__What is asked__:
Output each entry exactly; skip nothing.

....

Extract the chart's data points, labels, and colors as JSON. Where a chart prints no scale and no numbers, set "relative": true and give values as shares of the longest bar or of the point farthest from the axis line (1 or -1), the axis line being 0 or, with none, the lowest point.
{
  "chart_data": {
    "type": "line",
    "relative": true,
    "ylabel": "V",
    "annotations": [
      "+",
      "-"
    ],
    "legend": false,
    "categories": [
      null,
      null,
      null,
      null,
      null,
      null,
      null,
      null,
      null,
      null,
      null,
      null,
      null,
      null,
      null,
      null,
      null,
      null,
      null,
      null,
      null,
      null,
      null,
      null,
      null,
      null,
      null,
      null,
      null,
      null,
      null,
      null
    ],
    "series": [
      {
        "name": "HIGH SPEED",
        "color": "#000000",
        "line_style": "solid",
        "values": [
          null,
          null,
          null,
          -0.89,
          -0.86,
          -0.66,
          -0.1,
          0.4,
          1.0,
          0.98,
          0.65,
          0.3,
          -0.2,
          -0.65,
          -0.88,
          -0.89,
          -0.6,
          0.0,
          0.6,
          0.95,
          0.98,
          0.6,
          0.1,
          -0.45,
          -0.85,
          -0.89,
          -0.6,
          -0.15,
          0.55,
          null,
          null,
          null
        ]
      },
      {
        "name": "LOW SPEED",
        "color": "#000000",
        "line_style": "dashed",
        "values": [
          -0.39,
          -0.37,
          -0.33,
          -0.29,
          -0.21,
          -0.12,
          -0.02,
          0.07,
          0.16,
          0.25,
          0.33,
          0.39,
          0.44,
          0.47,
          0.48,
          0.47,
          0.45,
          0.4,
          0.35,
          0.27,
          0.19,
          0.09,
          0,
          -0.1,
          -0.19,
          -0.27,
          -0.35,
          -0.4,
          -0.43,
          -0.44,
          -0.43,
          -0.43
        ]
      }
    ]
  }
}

....

__Finished answer__:
Extract the chart's data points, labels, and colors as JSON. Where a chart prints no scale and no numbers, set "relative": true and give values as shares of the longest bar or of the point farthest from the axis line (1 or -1), the axis line being 0 or, with none, the lowest point.
{
  "chart_data": {
    "type": "line",
    "relative": true,
    "ylabel": "V",
    "annotations": [
      "+",
      "-"
    ],
    "legend": false,
    "categories": [
      null,
      null,
      null,
      null,
      null,
      null,
      null,
      null,
      null,
      null,
      null,
      null,
      null,
      null,
      null,
      null,
      null,
      null,
      null,
      null,
      null,
      null,
      null,
      null,
      null,
      null,
      null,
      null,
      null,
      null,
      null,
      null
    ],
    "series": [
      {
        "name": "HIGH SPEED",
        "color": "#000000",
        "line_style": "solid",
        "values": [
          null,
          null,
          null,
          -0.89,
          -0.86,
          -0.66,
          -0.1,
          0.4,
          1.0,
          0.98,
          0.65,
          0.3,
          -0.2,
          -0.65,
          -0.88,
          -0.89,
          -0.6,
          0.0,
          0.6,
          0.95,
          0.98,
          0.6,
          0.1,
          -0.45,
          -0.85,
          -0.89,
          -0.6,
          -0.15,
          0.55,
          null,
          null,
          null
        ]
      },
      {
        "name": "LOW SPEED",
        "color": "#000000",
        "line_style": "dashed",
        "values": [
          -0.39,
          -0.37,
          -0.33,
          -0.29,
          -0.21,
          -0.12,
          -0.02,
          0.07,
          0.16,
          0.25,
          0.33,
          0.39,
          0.44,
          0.47,
          0.48,
          0.47,
          0.45,
          0.4,
          0.35,
          0.27,
          0.19,
          0.09,
          0,
          -0.1,
          -0.19,
          -0.27,
          -0.35,
          -0.4,
          -0.43,
          -0.44,
          -0.43,
          -0.43
        ]
      }
    ]
  }
}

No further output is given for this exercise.